### Provided material

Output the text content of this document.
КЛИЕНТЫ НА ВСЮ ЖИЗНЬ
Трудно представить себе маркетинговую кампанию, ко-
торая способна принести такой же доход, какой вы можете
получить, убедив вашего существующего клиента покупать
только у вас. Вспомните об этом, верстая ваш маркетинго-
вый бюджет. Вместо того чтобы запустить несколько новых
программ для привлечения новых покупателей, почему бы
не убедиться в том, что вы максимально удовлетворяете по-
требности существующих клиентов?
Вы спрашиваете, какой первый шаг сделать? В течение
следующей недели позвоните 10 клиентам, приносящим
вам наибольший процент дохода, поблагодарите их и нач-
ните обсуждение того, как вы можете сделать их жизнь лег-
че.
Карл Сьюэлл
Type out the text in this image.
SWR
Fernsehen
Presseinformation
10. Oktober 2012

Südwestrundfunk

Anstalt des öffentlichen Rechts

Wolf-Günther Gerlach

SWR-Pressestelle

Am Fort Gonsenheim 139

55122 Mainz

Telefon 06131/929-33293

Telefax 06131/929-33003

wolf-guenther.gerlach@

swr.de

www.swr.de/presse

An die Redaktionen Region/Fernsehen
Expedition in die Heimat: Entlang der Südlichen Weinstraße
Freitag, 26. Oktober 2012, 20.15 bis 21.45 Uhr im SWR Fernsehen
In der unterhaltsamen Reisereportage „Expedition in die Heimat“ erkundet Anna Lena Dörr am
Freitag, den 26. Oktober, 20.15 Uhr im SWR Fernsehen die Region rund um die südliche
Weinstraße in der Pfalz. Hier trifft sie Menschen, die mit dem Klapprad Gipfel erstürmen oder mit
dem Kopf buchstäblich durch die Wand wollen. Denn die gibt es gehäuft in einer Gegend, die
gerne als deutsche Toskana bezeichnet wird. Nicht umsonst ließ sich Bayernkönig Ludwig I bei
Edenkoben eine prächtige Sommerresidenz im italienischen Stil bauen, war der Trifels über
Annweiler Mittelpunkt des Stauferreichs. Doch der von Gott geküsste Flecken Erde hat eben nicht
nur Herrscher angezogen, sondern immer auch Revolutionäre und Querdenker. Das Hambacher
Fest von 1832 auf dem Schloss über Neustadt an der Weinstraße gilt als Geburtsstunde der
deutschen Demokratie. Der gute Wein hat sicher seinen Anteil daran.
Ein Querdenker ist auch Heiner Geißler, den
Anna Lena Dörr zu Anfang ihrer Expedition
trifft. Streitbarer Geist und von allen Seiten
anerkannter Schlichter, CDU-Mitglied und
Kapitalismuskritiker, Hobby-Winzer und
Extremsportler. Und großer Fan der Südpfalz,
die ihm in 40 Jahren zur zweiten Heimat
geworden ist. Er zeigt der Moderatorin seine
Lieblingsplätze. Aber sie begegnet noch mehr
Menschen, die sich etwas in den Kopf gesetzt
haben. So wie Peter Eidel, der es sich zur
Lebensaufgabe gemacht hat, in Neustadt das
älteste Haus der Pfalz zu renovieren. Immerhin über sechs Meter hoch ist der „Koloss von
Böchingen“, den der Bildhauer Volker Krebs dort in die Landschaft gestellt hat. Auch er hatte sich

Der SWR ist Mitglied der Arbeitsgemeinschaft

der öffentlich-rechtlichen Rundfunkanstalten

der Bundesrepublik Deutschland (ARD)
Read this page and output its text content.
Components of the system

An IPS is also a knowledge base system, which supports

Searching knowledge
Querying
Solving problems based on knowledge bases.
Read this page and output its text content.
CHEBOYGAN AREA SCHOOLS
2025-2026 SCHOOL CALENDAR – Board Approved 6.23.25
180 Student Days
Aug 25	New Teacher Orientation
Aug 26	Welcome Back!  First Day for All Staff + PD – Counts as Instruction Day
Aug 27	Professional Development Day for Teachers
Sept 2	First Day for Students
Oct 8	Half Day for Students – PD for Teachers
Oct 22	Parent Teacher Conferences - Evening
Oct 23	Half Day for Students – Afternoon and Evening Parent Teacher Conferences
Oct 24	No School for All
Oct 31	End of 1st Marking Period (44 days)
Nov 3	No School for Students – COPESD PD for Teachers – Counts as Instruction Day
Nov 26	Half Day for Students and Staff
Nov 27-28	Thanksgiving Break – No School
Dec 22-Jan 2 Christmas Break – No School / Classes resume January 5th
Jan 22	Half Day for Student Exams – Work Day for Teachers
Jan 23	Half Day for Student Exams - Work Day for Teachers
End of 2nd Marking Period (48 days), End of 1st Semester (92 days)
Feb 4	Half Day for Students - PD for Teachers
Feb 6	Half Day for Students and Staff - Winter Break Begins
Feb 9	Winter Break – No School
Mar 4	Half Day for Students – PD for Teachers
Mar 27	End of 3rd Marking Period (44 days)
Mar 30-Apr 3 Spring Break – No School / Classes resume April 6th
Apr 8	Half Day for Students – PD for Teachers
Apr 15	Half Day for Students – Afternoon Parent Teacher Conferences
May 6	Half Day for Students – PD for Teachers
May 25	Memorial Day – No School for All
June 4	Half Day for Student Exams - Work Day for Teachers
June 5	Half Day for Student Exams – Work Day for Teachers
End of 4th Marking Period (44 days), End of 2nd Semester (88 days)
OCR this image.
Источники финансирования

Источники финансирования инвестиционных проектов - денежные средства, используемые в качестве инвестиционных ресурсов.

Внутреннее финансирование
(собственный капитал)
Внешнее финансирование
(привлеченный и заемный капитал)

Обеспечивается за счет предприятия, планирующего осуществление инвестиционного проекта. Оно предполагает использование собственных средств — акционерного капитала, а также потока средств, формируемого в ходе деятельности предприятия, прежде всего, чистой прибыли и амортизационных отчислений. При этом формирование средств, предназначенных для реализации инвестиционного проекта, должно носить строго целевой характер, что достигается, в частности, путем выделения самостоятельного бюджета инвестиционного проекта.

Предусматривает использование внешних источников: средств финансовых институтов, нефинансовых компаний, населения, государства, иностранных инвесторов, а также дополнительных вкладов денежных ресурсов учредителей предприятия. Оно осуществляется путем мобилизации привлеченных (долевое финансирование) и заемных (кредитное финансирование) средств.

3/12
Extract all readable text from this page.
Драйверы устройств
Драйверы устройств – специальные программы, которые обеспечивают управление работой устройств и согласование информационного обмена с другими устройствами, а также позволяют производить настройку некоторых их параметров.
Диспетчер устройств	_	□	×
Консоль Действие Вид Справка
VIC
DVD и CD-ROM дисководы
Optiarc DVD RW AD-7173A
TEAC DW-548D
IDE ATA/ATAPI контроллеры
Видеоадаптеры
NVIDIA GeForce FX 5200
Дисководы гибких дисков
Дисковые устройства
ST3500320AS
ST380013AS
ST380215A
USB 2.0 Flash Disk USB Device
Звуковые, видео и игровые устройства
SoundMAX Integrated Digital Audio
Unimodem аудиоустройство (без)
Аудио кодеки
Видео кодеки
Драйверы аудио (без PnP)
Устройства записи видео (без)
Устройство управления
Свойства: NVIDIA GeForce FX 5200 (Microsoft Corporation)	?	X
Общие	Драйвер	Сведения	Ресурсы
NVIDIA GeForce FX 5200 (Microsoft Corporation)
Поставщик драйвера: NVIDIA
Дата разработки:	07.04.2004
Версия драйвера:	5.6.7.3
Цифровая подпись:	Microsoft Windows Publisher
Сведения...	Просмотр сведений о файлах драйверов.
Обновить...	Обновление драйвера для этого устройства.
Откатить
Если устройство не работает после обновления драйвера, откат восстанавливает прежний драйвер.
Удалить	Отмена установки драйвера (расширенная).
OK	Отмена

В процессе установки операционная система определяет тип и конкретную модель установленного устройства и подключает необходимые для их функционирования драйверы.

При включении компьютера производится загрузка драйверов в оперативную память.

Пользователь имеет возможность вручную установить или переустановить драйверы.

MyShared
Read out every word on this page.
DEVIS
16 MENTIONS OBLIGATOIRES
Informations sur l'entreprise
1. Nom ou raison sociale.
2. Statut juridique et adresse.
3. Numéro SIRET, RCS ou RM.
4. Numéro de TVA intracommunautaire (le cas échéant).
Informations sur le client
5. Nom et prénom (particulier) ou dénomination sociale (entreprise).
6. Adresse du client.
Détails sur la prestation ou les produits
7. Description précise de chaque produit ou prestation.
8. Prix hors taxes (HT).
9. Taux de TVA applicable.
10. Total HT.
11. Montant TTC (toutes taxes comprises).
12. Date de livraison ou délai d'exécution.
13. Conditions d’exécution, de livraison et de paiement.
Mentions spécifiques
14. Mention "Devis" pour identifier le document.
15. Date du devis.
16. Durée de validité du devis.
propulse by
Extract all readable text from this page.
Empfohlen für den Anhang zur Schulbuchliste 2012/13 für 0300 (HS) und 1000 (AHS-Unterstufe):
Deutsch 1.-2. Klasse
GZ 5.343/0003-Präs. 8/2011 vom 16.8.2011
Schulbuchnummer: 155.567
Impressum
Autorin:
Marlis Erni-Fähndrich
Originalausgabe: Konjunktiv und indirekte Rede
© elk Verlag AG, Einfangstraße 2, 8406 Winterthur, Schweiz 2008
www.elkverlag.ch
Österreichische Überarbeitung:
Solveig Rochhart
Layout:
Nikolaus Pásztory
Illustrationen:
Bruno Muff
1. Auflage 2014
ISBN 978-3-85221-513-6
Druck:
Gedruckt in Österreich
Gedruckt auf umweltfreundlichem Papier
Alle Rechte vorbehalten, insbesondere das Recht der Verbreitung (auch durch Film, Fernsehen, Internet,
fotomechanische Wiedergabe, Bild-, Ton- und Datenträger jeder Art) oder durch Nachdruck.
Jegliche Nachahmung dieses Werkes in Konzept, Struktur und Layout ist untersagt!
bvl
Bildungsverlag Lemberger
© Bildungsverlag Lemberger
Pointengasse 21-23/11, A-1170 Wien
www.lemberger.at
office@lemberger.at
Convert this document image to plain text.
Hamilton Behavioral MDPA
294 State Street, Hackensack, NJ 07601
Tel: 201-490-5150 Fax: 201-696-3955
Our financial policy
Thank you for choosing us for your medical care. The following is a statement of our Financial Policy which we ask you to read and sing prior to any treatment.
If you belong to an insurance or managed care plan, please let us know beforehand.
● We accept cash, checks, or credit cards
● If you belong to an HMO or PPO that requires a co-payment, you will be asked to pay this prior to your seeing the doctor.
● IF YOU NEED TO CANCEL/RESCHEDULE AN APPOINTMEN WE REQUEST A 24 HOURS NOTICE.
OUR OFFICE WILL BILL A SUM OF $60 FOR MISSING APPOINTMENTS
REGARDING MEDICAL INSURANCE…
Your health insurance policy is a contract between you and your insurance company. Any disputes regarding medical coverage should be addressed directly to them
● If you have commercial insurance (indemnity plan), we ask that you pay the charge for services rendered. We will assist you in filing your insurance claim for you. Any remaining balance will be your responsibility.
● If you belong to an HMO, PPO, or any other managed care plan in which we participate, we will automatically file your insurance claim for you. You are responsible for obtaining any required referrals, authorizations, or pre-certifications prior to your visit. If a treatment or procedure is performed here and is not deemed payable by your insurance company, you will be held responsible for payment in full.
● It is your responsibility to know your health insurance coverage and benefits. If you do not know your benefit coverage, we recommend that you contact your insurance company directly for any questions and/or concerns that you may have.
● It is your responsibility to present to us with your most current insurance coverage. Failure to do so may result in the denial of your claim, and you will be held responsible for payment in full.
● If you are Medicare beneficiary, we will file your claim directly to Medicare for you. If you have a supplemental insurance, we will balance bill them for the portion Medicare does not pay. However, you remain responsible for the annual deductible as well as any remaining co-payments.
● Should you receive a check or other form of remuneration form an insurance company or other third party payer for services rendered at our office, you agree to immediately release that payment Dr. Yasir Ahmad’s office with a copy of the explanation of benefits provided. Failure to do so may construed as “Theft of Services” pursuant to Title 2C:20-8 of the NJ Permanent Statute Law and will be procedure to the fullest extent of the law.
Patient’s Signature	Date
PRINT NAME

######

• Problem details
Locate all lines in the listing above with the word "exécution" and copy them.

• Worked answer
12. Date de livraison ou délai d'exécution.
13. Conditions d’exécution, de livraison et de paiement.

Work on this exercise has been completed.